— BEGIN Recorded data —

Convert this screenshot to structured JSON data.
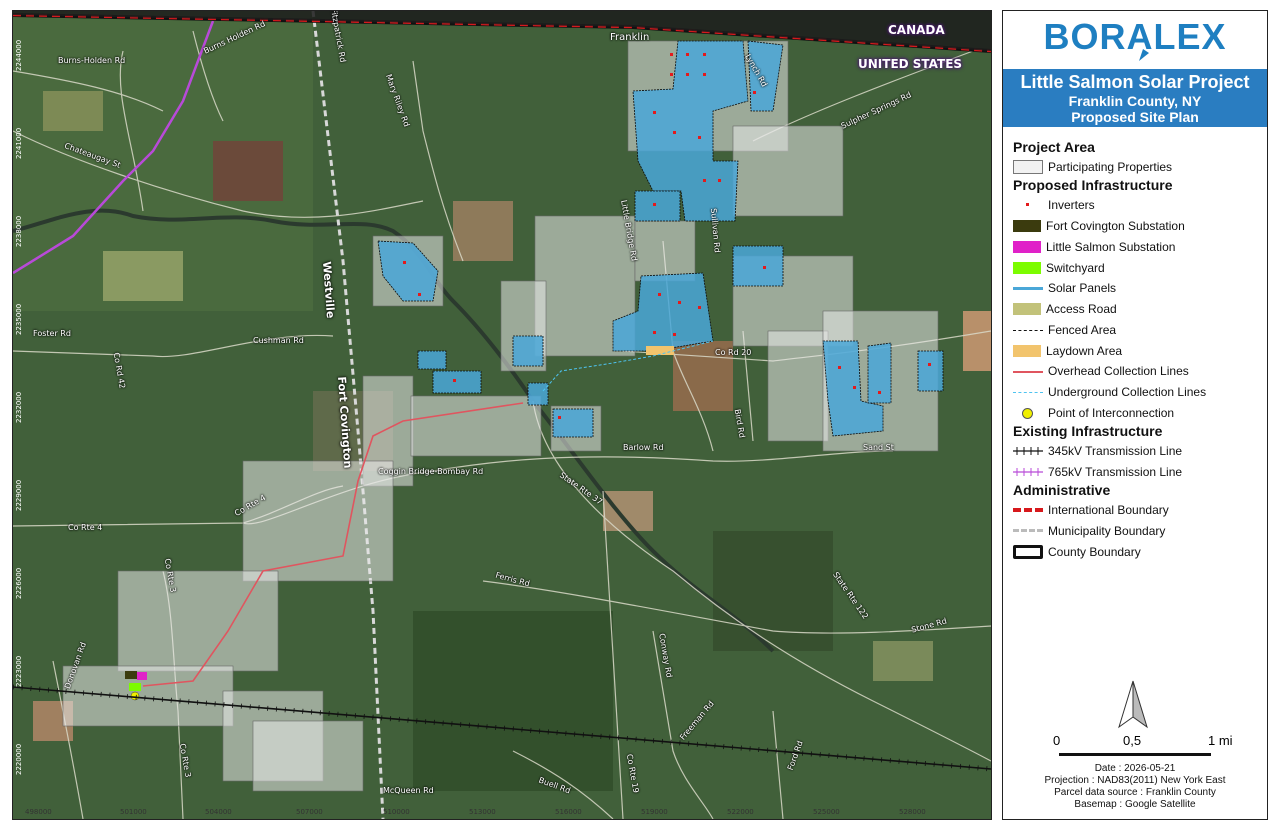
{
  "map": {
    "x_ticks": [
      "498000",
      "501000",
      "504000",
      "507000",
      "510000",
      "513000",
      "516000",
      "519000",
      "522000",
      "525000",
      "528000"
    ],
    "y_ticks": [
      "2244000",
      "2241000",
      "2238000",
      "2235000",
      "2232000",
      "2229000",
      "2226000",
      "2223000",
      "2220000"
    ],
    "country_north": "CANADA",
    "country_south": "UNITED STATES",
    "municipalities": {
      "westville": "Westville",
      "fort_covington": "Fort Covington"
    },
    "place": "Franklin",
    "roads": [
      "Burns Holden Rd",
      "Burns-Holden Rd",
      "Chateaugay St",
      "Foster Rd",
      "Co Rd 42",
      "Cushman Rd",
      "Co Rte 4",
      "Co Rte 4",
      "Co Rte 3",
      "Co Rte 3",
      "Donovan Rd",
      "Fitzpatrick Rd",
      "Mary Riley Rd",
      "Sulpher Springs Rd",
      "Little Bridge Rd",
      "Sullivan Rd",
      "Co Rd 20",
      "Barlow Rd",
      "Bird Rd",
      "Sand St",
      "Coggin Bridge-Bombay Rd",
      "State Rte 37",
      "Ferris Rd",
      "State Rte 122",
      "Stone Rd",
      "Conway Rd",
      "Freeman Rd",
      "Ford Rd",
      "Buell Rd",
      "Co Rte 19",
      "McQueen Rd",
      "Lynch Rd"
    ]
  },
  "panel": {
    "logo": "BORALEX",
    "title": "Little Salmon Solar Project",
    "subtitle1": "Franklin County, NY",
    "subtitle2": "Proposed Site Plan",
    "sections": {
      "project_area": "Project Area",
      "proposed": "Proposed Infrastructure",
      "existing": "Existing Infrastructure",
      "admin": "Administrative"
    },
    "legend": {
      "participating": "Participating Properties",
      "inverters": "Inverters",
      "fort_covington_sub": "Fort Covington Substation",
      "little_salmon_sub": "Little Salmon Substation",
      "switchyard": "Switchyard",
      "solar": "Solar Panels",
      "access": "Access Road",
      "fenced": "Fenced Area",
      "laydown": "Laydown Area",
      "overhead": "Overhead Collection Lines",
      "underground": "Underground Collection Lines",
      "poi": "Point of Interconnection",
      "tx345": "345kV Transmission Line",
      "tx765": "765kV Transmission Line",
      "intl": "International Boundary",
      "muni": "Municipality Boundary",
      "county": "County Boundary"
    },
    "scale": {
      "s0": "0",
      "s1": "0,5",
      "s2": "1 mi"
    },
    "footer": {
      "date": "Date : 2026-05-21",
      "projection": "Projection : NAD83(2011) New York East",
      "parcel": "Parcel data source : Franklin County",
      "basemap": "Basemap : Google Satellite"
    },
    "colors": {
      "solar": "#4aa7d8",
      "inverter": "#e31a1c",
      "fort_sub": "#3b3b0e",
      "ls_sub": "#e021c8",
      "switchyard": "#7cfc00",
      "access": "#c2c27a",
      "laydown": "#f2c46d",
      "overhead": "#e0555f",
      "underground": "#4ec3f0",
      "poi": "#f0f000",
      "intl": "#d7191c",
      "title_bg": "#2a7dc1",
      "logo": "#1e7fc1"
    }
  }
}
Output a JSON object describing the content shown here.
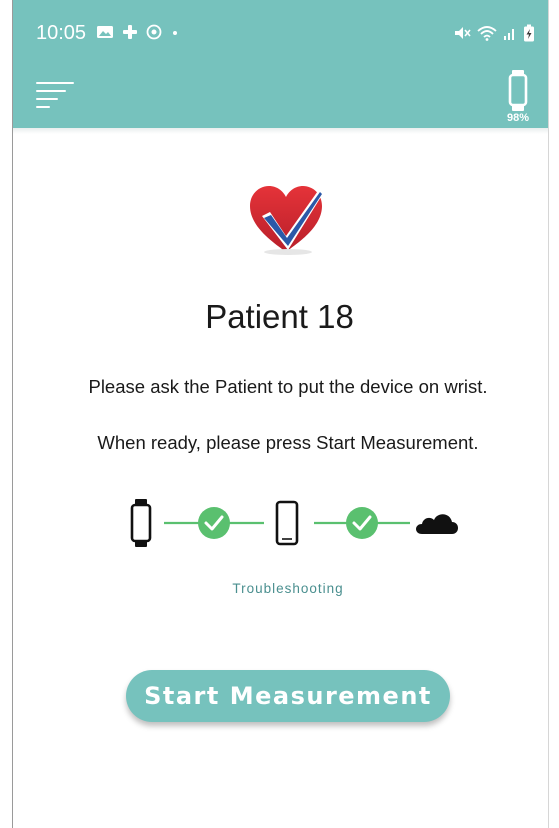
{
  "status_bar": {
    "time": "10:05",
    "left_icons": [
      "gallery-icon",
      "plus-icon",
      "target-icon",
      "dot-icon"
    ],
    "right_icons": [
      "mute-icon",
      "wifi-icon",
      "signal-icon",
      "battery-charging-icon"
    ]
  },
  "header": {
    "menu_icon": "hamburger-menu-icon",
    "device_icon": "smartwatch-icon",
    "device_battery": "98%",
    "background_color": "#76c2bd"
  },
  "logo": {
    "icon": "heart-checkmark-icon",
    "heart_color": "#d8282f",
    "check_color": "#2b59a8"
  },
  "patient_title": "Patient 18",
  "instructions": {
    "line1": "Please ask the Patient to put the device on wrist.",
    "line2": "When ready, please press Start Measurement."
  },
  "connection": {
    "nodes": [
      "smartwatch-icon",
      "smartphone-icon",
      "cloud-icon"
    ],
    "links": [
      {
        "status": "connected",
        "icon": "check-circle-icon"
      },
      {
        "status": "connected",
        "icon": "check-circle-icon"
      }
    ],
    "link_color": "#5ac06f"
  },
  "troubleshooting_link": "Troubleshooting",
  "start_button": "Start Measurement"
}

— END Recorded data —

_Exercise details:_ Using the records above, list each line that includes "Covington".

_The result:_
      "fort_covington": "Fort Covington"
      "fort_covington_sub": "Fort Covington Substation",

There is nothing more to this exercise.